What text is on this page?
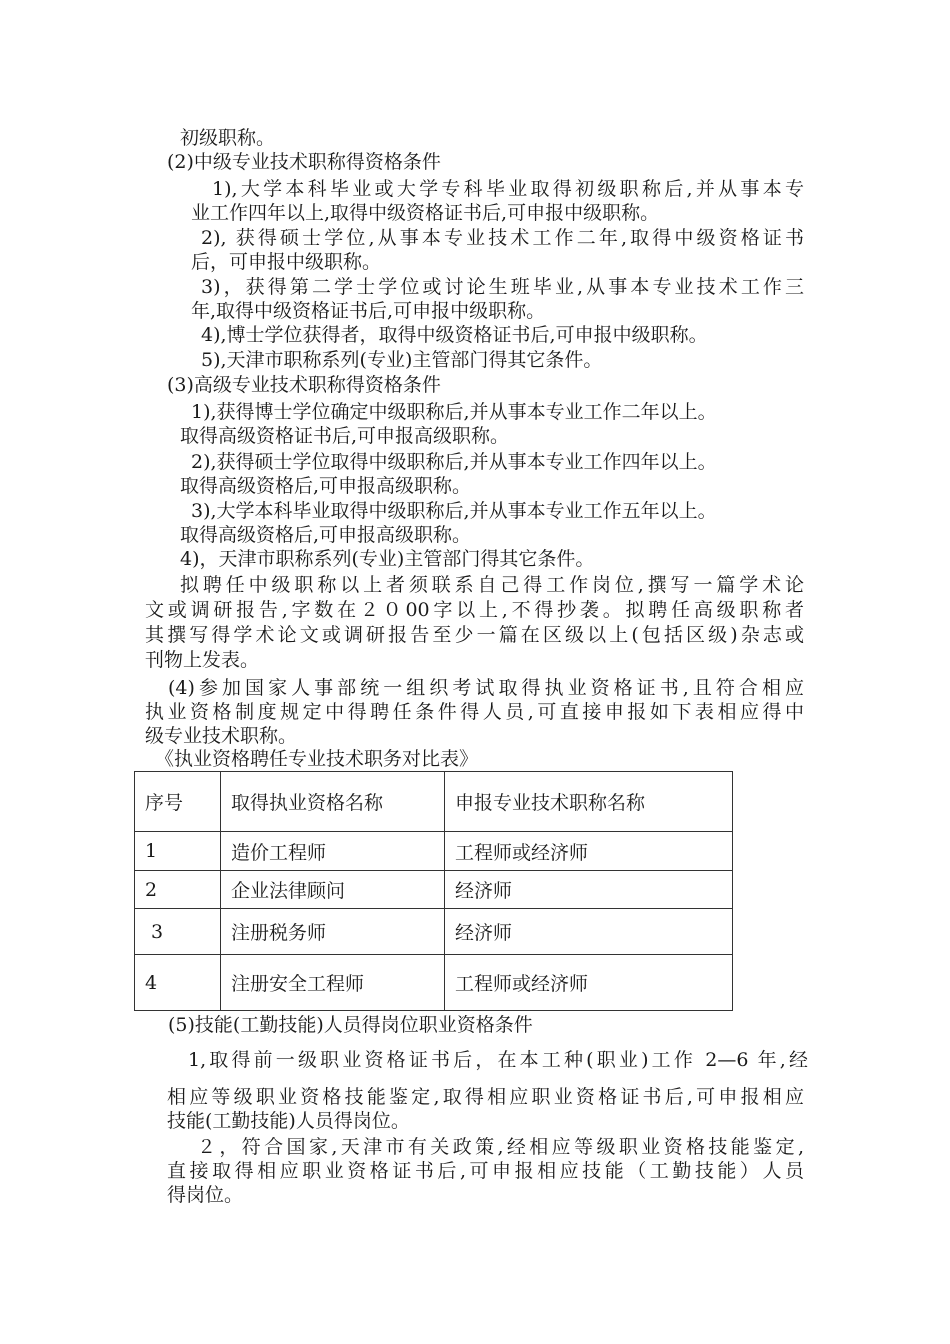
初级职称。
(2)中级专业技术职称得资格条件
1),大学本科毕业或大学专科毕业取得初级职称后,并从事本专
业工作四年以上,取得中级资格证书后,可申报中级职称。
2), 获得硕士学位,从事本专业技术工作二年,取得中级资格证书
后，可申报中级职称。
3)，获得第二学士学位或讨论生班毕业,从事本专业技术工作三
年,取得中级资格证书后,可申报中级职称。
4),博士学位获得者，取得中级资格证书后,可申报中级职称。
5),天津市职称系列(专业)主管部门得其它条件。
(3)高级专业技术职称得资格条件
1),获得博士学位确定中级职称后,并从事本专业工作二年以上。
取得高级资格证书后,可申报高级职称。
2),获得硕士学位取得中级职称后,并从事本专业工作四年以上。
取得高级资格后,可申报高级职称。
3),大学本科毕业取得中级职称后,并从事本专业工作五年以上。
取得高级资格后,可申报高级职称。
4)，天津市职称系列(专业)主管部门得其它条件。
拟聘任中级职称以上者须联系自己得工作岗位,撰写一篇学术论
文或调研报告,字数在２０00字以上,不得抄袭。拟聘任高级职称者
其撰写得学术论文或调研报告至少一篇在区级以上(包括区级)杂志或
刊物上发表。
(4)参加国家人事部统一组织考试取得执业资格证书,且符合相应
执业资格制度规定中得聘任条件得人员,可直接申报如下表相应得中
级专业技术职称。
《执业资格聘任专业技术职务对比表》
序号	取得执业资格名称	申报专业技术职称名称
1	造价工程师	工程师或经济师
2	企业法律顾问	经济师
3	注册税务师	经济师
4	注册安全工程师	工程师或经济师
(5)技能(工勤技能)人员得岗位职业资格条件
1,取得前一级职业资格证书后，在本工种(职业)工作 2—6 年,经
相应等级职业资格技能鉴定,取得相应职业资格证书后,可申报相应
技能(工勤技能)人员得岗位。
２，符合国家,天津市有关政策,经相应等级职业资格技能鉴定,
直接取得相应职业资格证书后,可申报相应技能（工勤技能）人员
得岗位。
====================
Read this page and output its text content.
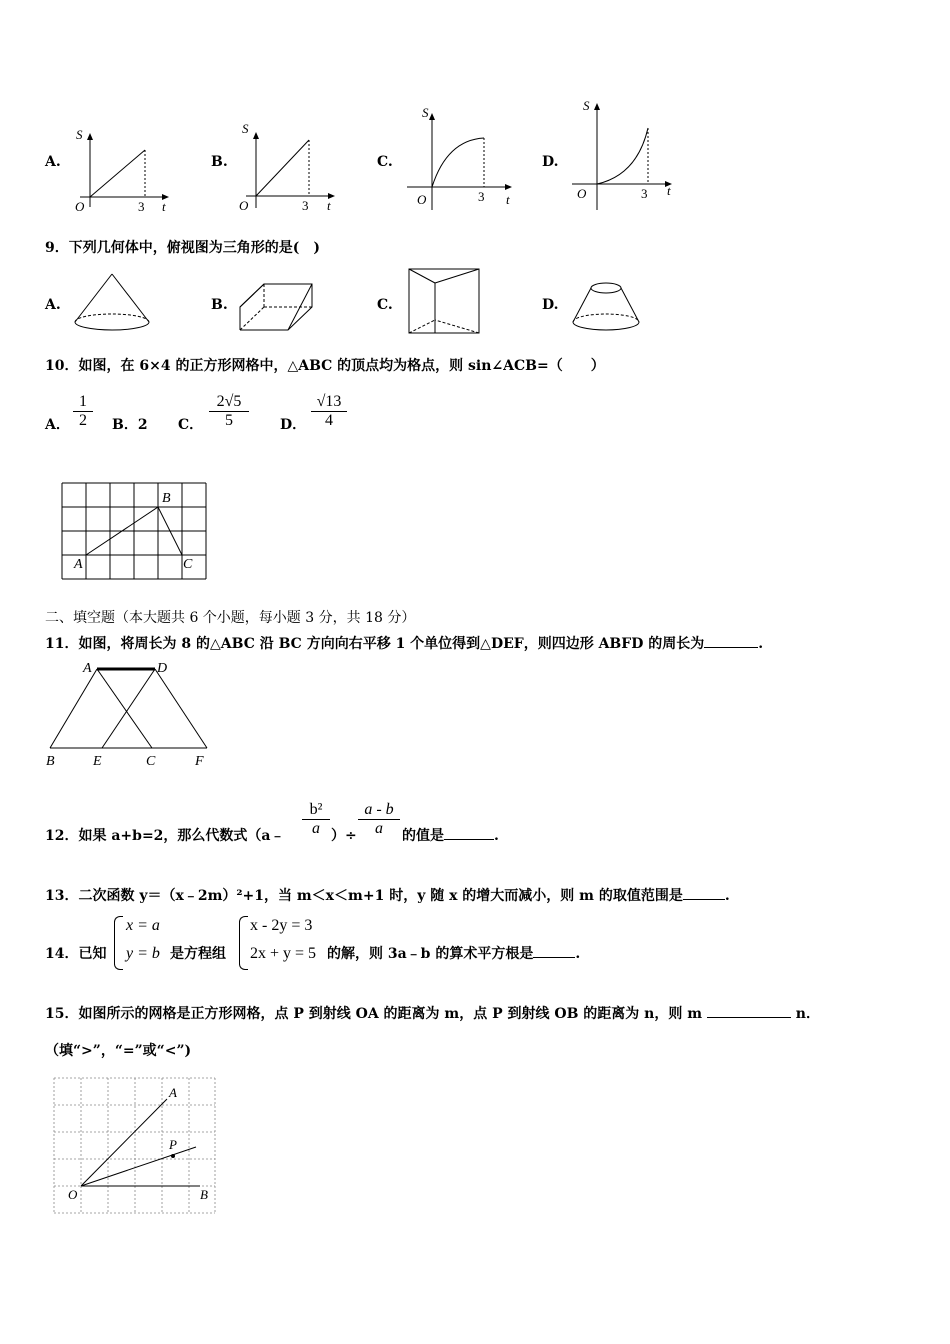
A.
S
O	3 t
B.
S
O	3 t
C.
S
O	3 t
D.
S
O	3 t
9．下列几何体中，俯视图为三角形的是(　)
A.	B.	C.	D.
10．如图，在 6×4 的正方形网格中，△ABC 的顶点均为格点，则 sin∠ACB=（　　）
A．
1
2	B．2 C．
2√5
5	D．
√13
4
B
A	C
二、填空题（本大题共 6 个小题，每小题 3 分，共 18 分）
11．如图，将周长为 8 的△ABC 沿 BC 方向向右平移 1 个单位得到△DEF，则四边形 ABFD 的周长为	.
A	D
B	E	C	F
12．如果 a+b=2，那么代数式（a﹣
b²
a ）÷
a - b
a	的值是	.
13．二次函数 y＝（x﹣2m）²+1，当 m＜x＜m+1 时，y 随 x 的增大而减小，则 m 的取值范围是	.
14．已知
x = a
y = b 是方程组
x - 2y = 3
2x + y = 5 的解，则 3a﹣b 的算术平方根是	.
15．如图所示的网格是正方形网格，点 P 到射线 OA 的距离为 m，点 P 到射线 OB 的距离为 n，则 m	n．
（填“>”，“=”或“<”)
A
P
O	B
====================
List the lines that contain the word "可申报中级职称".

业工作四年以上,取得中级资格证书后,可申报中级职称。
后，可申报中级职称。
年,取得中级资格证书后,可申报中级职称。
4),博士学位获得者，取得中级资格证书后,可申报中级职称。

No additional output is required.